• Objective: Print all of the data exactly.

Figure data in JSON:
§ §

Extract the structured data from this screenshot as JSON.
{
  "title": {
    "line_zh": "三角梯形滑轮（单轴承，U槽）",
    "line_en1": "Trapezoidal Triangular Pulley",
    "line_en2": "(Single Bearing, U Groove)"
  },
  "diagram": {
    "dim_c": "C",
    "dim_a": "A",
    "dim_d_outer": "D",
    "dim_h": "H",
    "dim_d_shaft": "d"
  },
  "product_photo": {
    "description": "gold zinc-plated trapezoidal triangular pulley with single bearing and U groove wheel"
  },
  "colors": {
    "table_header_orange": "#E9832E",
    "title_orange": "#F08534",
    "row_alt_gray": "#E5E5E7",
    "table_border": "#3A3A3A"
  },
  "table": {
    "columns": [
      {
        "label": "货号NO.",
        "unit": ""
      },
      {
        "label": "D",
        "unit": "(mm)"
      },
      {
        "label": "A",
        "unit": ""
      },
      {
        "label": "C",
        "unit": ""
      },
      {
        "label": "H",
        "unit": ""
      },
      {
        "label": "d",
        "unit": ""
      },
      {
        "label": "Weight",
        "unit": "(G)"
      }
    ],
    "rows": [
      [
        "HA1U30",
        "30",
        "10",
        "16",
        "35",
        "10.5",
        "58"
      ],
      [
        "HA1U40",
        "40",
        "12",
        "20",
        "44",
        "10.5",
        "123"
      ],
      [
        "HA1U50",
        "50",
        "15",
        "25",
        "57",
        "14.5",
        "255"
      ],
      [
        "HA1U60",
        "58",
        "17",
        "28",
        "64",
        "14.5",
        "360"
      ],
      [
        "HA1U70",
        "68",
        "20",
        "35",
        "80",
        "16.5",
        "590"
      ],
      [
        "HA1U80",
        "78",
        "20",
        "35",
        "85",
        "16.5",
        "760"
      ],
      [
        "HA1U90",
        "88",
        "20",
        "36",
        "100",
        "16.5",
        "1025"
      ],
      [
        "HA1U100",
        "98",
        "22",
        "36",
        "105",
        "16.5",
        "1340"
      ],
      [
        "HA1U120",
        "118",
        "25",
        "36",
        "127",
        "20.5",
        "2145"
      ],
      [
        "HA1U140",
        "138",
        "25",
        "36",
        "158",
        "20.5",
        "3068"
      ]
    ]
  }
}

§ §

• Correct result:
Extract the structured data from this screenshot as JSON.
{
  "title": {
    "line_zh": "三角梯形滑轮（单轴承，U槽）",
    "line_en1": "Trapezoidal Triangular Pulley",
    "line_en2": "(Single Bearing, U Groove)"
  },
  "diagram": {
    "dim_c": "C",
    "dim_a": "A",
    "dim_d_outer": "D",
    "dim_h": "H",
    "dim_d_shaft": "d"
  },
  "product_photo": {
    "description": "gold zinc-plated trapezoidal triangular pulley with single bearing and U groove wheel"
  },
  "colors": {
    "table_header_orange": "#E9832E",
    "title_orange": "#F08534",
    "row_alt_gray": "#E5E5E7",
    "table_border": "#3A3A3A"
  },
  "table": {
    "columns": [
      {
        "label": "货号NO.",
        "unit": ""
      },
      {
        "label": "D",
        "unit": "(mm)"
      },
      {
        "label": "A",
        "unit": ""
      },
      {
        "label": "C",
        "unit": ""
      },
      {
        "label": "H",
        "unit": ""
      },
      {
        "label": "d",
        "unit": ""
      },
      {
        "label": "Weight",
        "unit": "(G)"
      }
    ],
    "rows": [
      [
        "HA1U30",
        "30",
        "10",
        "16",
        "35",
        "10.5",
        "58"
      ],
      [
        "HA1U40",
        "40",
        "12",
        "20",
        "44",
        "10.5",
        "123"
      ],
      [
        "HA1U50",
        "50",
        "15",
        "25",
        "57",
        "14.5",
        "255"
      ],
      [
        "HA1U60",
        "58",
        "17",
        "28",
        "64",
        "14.5",
        "360"
      ],
      [
        "HA1U70",
        "68",
        "20",
        "35",
        "80",
        "16.5",
        "590"
      ],
      [
        "HA1U80",
        "78",
        "20",
        "35",
        "85",
        "16.5",
        "760"
      ],
      [
        "HA1U90",
        "88",
        "20",
        "36",
        "100",
        "16.5",
        "1025"
      ],
      [
        "HA1U100",
        "98",
        "22",
        "36",
        "105",
        "16.5",
        "1340"
      ],
      [
        "HA1U120",
        "118",
        "25",
        "36",
        "127",
        "20.5",
        "2145"
      ],
      [
        "HA1U140",
        "138",
        "25",
        "36",
        "158",
        "20.5",
        "3068"
      ]
    ]
  }
}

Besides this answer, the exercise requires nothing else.